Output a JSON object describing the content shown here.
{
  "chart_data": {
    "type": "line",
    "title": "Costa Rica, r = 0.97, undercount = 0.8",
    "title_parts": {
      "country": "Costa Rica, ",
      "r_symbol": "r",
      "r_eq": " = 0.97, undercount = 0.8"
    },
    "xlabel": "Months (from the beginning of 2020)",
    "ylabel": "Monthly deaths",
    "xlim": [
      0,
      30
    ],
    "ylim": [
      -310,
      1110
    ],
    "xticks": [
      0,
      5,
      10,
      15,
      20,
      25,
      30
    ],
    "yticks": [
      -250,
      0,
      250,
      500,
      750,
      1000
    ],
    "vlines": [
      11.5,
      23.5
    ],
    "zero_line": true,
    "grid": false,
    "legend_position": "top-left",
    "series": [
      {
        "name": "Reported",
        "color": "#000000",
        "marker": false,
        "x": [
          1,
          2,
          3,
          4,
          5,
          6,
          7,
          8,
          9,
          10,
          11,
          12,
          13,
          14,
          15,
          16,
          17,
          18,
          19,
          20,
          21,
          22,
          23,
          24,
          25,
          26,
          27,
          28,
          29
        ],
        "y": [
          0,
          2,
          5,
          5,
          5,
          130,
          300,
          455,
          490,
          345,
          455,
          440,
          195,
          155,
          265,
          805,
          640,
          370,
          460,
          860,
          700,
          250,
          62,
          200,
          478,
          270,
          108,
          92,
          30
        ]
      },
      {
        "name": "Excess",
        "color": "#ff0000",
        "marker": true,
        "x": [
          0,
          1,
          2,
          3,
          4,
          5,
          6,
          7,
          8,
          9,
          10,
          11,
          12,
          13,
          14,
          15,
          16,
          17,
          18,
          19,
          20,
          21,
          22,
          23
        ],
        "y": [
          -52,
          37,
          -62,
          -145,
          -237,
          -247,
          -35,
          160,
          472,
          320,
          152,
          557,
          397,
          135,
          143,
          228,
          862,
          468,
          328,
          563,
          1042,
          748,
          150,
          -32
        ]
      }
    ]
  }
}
┄┄┄┄┄┄
§ **EXERCISE DESCRIPTION**
Reproduce all of the records exactly.

§ **PROBLEM SOLUTION**
Output a JSON object describing the content shown here.
{
  "chart_data": {
    "type": "line",
    "title": "Costa Rica, r = 0.97, undercount = 0.8",
    "title_parts": {
      "country": "Costa Rica, ",
      "r_symbol": "r",
      "r_eq": " = 0.97, undercount = 0.8"
    },
    "xlabel": "Months (from the beginning of 2020)",
    "ylabel": "Monthly deaths",
    "xlim": [
      0,
      30
    ],
    "ylim": [
      -310,
      1110
    ],
    "xticks": [
      0,
      5,
      10,
      15,
      20,
      25,
      30
    ],
    "yticks": [
      -250,
      0,
      250,
      500,
      750,
      1000
    ],
    "vlines": [
      11.5,
      23.5
    ],
    "zero_line": true,
    "grid": false,
    "legend_position": "top-left",
    "series": [
      {
        "name": "Reported",
        "color": "#000000",
        "marker": false,
        "x": [
          1,
          2,
          3,
          4,
          5,
          6,
          7,
          8,
          9,
          10,
          11,
          12,
          13,
          14,
          15,
          16,
          17,
          18,
          19,
          20,
          21,
          22,
          23,
          24,
          25,
          26,
          27,
          28,
          29
        ],
        "y": [
          0,
          2,
          5,
          5,
          5,
          130,
          300,
          455,
          490,
          345,
          455,
          440,
          195,
          155,
          265,
          805,
          640,
          370,
          460,
          860,
          700,
          250,
          62,
          200,
          478,
          270,
          108,
          92,
          30
        ]
      },
      {
        "name": "Excess",
        "color": "#ff0000",
        "marker": true,
        "x": [
          0,
          1,
          2,
          3,
          4,
          5,
          6,
          7,
          8,
          9,
          10,
          11,
          12,
          13,
          14,
          15,
          16,
          17,
          18,
          19,
          20,
          21,
          22,
          23
        ],
        "y": [
          -52,
          37,
          -62,
          -145,
          -237,
          -247,
          -35,
          160,
          472,
          320,
          152,
          557,
          397,
          135,
          143,
          228,
          862,
          468,
          328,
          563,
          1042,
          748,
          150,
          -32
        ]
      }
    ]
  }
}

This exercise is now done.